------ Passage shown
The Penalty Box: A Late Winter Carry-In

February 21, 2024 at 8:00 a.m.


I feel very unfocused this week.
It happens almost every year at about this time. There are lots of reasons for it, and I won’t bore you with the details.
Why it matters to you is that you get a column with several different topics today.
Did you see the shot last week that put Iowa’s Caitlin Clark on top of the all-time NCAA women’s scoring list? It’s well beyond 30 feet out beside the giant hawk’s head logo, on the move, as easy and simple as you could ever imagine and straight down the middle of the basket.
It was both amazing and…not.
It was amazing because most humans—male or female—can’t hit the rim from that distance three out of 10 times. She makes four or five shots from the logo region near mid court every game! You look at her shots like those in the same way you’d look at a Michael Jordan dunk—you’ve seen them before, but they never get old.
She’s going to have a really interesting decision coming up when the season ends. She’s eligible for the WNBA Draft in April, and the Indiana Fever have the first overall pick in the draft. At the same time, Clark is in the unusual position of being able to make more money through endorsements and “NIL” deals than she probably can as a professional basketball player.
If she decides to move up, a trip or two to Indy to watch her play would definitely be in the plan this summer.
With the NFL season over, the Bears are now officially on the draft clock with the first pick.
We have heard Bears execs filling the air waves with their praises for current QB Justin Fields lately. That immediately made some Bears fans believe they were going to keep him and trade the pick for a bounty of picks this year and next.
But you cannot automatically interpret these statements that way.
It’s very possible that the Bears are expressing how much they value Fields in an attempt to set the price for getting him in a pre-draft trade higher.
They might be trying to convince other teams “We like Fields enough to keep him, so if you want him, you’ll to pry him away from us.”
Either way, it’s a lot of posturing and you shouldn’t read anything into it.
The IHSAA released the latest enrollment figures for its more than 400 member schools from Angola to Evansville.
------------
Short task 1
In the labeled region entries, starting with the first line and going on through the line that contains "y-tick-label: 0 %: [26, 305, 47, 318]", swap every "value-label" for "data-label" and leave everything else unchanged.
------ Record list
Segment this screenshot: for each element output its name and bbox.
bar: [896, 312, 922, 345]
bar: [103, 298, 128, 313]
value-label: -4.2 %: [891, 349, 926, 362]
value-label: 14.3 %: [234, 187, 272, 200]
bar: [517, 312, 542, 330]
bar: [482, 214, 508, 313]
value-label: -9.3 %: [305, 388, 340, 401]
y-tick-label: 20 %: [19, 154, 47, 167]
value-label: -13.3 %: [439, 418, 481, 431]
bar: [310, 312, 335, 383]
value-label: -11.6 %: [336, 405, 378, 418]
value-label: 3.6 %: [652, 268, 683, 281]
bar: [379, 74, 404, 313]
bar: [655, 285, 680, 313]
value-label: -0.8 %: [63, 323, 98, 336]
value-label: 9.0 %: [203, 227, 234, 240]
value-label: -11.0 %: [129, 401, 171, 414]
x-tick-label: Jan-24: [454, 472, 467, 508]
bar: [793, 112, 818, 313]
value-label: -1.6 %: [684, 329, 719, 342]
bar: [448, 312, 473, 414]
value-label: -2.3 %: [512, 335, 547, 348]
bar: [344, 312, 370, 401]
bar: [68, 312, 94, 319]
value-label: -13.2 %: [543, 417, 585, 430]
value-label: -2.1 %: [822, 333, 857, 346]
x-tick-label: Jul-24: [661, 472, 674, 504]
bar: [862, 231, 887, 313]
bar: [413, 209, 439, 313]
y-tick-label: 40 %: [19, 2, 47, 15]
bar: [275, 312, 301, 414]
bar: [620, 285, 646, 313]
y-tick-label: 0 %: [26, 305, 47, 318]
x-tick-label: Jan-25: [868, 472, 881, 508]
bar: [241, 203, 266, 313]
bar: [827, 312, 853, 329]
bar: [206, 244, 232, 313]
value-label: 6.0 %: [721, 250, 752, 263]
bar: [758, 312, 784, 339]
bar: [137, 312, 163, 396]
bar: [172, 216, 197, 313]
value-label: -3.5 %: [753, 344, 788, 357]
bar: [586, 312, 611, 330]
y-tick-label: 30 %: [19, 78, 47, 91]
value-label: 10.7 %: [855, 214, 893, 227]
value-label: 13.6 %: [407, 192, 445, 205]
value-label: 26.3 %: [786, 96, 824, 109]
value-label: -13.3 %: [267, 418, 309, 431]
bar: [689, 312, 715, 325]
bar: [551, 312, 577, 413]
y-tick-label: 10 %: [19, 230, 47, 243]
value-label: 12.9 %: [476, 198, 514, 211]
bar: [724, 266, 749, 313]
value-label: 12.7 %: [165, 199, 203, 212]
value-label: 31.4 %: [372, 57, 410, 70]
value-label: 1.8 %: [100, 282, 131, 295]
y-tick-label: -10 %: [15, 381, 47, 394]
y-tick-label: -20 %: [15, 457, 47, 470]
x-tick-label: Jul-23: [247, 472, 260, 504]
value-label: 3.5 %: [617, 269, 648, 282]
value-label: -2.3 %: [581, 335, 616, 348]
------------
Short task 2
In the column, which team is said to have the first overall pick in the WNBA Draft?

Final result 1
Segment this screenshot: for each element output its name and bbox.
bar: [896, 312, 922, 345]
bar: [103, 298, 128, 313]
data-label: -4.2 %: [891, 349, 926, 362]
data-label: 14.3 %: [234, 187, 272, 200]
bar: [517, 312, 542, 330]
bar: [482, 214, 508, 313]
data-label: -9.3 %: [305, 388, 340, 401]
y-tick-label: 20 %: [19, 154, 47, 167]
data-label: -13.3 %: [439, 418, 481, 431]
bar: [310, 312, 335, 383]
data-label: -11.6 %: [336, 405, 378, 418]
data-label: 3.6 %: [652, 268, 683, 281]
bar: [379, 74, 404, 313]
bar: [655, 285, 680, 313]
data-label: -0.8 %: [63, 323, 98, 336]
data-label: 9.0 %: [203, 227, 234, 240]
data-label: -11.0 %: [129, 401, 171, 414]
x-tick-label: Jan-24: [454, 472, 467, 508]
bar: [793, 112, 818, 313]
data-label: -1.6 %: [684, 329, 719, 342]
bar: [448, 312, 473, 414]
data-label: -2.3 %: [512, 335, 547, 348]
bar: [344, 312, 370, 401]
bar: [68, 312, 94, 319]
data-label: -13.2 %: [543, 417, 585, 430]
data-label: -2.1 %: [822, 333, 857, 346]
x-tick-label: Jul-24: [661, 472, 674, 504]
bar: [862, 231, 887, 313]
bar: [413, 209, 439, 313]
y-tick-label: 40 %: [19, 2, 47, 15]
bar: [275, 312, 301, 414]
bar: [620, 285, 646, 313]
y-tick-label: 0 %: [26, 305, 47, 318]

Final result 2
The Indiana Fever.